_Work to complete_:
Show each line of the data below that has the string "this" in it.

_Excerpts from a figure dataset_:
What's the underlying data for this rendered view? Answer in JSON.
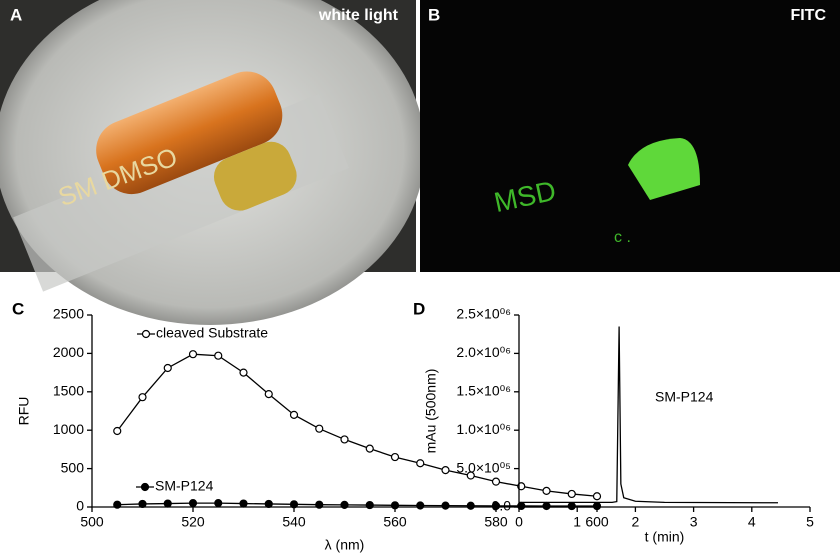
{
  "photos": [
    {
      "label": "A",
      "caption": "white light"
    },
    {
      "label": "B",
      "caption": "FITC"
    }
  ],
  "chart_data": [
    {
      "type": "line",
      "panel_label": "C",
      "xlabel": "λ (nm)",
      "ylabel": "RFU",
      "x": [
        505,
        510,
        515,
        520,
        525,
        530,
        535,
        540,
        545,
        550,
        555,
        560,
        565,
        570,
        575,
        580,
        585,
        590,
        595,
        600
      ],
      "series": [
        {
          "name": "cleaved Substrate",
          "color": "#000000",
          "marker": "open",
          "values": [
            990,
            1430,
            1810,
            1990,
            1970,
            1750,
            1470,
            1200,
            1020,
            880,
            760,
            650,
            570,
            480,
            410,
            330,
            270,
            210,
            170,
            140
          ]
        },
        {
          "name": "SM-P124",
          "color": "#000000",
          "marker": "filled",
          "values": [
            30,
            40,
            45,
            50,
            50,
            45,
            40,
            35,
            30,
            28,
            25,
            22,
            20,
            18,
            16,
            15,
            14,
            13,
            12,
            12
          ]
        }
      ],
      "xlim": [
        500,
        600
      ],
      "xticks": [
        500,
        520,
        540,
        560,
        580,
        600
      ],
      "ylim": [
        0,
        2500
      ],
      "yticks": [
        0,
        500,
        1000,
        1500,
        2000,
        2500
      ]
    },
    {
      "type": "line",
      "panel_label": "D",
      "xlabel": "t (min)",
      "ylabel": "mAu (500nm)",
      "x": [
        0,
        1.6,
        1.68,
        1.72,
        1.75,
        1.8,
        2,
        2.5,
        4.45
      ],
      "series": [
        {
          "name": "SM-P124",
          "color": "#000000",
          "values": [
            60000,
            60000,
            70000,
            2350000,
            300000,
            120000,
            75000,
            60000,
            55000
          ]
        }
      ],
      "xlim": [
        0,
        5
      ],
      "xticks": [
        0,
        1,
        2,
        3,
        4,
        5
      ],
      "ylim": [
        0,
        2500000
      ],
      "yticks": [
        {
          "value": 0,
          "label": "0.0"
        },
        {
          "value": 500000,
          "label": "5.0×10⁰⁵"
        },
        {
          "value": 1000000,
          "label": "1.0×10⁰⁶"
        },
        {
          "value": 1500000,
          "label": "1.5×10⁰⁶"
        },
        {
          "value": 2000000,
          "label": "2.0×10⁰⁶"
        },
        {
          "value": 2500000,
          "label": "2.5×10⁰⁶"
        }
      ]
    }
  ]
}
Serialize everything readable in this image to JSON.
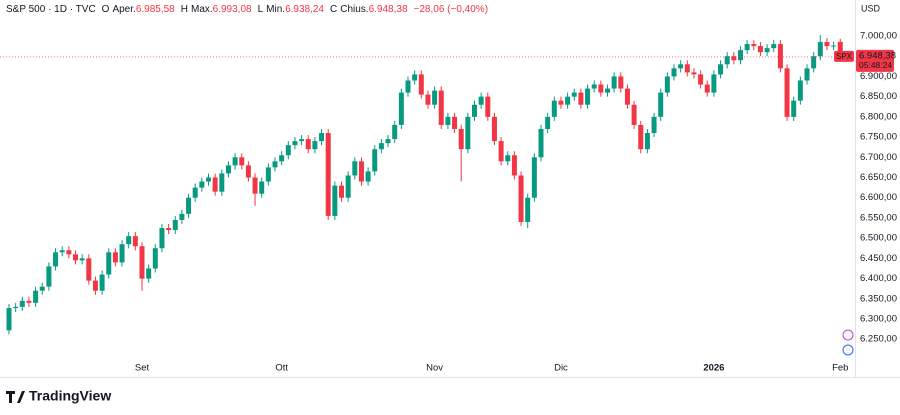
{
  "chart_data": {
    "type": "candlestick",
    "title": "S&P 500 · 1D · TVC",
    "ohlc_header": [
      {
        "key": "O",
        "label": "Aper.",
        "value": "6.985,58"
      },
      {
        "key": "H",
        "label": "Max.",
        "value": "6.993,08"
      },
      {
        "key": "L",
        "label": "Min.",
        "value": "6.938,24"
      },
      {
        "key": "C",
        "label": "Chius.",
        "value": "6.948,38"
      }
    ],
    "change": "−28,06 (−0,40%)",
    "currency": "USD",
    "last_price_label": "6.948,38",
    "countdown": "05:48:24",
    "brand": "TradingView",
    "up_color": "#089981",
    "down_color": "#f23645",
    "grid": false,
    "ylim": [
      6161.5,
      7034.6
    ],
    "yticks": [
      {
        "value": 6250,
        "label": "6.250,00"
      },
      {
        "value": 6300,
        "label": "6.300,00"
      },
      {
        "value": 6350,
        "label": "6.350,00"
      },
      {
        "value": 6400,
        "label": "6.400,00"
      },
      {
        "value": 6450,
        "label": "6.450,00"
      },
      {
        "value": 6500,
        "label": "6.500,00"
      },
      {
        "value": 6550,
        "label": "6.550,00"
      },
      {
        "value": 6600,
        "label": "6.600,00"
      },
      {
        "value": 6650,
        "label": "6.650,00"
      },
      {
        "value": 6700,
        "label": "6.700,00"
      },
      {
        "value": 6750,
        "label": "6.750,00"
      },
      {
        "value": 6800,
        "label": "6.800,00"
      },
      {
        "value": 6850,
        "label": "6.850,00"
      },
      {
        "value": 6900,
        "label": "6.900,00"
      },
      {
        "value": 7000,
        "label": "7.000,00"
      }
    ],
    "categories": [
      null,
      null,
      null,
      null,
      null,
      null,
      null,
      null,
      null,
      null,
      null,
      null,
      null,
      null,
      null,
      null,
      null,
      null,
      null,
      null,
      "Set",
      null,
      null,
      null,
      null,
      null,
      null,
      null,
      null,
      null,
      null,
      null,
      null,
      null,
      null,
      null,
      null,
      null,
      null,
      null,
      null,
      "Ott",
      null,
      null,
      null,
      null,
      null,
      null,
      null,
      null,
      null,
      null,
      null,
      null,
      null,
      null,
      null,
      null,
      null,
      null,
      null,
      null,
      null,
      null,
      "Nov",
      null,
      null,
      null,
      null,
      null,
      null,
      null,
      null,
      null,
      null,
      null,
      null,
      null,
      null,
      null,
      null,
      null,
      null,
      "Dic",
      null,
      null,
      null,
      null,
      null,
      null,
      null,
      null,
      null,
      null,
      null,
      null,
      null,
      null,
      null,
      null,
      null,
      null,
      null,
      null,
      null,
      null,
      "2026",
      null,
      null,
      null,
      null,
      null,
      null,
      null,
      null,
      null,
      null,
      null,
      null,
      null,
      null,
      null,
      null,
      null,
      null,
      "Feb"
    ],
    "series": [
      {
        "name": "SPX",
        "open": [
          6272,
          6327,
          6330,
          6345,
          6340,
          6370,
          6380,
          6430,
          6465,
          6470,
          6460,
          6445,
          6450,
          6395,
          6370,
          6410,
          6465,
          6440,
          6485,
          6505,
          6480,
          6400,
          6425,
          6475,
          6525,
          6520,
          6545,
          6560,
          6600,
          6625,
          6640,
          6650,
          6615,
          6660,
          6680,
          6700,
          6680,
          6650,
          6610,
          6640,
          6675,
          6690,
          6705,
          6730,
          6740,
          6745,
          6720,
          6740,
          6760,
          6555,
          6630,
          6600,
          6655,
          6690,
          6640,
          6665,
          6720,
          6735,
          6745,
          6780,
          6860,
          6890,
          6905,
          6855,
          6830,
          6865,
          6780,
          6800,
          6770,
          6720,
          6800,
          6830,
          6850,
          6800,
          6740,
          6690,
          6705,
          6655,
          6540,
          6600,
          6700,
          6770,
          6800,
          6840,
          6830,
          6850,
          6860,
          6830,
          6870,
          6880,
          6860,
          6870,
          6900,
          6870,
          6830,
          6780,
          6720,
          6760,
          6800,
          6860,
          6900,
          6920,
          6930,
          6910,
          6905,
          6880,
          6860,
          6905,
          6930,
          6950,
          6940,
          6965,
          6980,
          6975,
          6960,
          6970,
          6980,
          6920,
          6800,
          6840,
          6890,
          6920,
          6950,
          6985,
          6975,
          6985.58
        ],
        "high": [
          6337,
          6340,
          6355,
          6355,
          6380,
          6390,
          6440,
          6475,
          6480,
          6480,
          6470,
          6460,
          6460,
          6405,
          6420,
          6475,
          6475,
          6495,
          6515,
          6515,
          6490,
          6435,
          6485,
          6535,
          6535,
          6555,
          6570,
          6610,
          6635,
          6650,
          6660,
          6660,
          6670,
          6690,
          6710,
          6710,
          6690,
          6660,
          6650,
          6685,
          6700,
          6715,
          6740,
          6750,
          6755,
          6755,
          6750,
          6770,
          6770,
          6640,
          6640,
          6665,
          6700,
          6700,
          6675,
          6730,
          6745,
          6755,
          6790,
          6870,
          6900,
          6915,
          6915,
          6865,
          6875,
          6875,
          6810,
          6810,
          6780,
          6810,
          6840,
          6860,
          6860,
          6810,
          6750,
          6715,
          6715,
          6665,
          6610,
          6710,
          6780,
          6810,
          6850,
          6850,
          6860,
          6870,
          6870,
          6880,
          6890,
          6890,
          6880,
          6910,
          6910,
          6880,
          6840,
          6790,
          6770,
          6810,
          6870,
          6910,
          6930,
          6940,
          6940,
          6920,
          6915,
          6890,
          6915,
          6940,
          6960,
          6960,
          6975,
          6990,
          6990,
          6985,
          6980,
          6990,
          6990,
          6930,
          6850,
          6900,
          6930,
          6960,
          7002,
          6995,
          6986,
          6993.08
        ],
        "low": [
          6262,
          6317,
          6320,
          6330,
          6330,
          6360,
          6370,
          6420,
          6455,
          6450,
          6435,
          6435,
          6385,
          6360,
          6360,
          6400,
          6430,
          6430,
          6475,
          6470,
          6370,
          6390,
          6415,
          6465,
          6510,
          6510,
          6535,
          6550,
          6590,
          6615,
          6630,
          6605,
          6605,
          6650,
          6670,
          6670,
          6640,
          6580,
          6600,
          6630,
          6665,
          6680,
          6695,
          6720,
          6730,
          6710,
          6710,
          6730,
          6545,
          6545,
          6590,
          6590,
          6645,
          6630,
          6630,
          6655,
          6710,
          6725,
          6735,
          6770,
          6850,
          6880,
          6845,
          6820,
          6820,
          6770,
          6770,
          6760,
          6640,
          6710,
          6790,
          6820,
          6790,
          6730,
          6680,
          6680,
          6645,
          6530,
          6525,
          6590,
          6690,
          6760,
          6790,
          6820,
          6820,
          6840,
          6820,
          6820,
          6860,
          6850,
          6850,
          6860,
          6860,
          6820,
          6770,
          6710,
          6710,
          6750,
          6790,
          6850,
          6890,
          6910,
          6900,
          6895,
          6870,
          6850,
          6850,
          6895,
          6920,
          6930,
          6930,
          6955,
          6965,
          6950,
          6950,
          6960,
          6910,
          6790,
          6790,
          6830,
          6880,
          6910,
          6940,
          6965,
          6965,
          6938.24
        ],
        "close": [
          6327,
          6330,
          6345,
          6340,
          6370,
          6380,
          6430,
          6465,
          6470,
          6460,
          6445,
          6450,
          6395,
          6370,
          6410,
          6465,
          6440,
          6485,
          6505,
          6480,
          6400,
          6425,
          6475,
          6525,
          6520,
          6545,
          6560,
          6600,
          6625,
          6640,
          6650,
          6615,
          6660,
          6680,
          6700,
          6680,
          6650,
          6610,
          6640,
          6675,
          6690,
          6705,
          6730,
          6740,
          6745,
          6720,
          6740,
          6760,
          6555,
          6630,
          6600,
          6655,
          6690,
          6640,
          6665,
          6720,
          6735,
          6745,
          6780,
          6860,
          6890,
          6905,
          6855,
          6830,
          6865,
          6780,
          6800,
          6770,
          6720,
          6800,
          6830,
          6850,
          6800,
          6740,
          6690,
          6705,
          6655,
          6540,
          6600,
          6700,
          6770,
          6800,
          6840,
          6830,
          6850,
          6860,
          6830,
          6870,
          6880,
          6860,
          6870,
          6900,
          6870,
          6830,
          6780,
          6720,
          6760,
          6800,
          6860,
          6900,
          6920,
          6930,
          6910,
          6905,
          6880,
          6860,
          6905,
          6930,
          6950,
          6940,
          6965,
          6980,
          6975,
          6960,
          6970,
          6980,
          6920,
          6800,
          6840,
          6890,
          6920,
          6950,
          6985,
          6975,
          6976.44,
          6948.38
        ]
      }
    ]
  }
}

_Answer in full_:
What's the underlying data for this rendered view? Answer in JSON.
Serialize everything readable in this image to JSON.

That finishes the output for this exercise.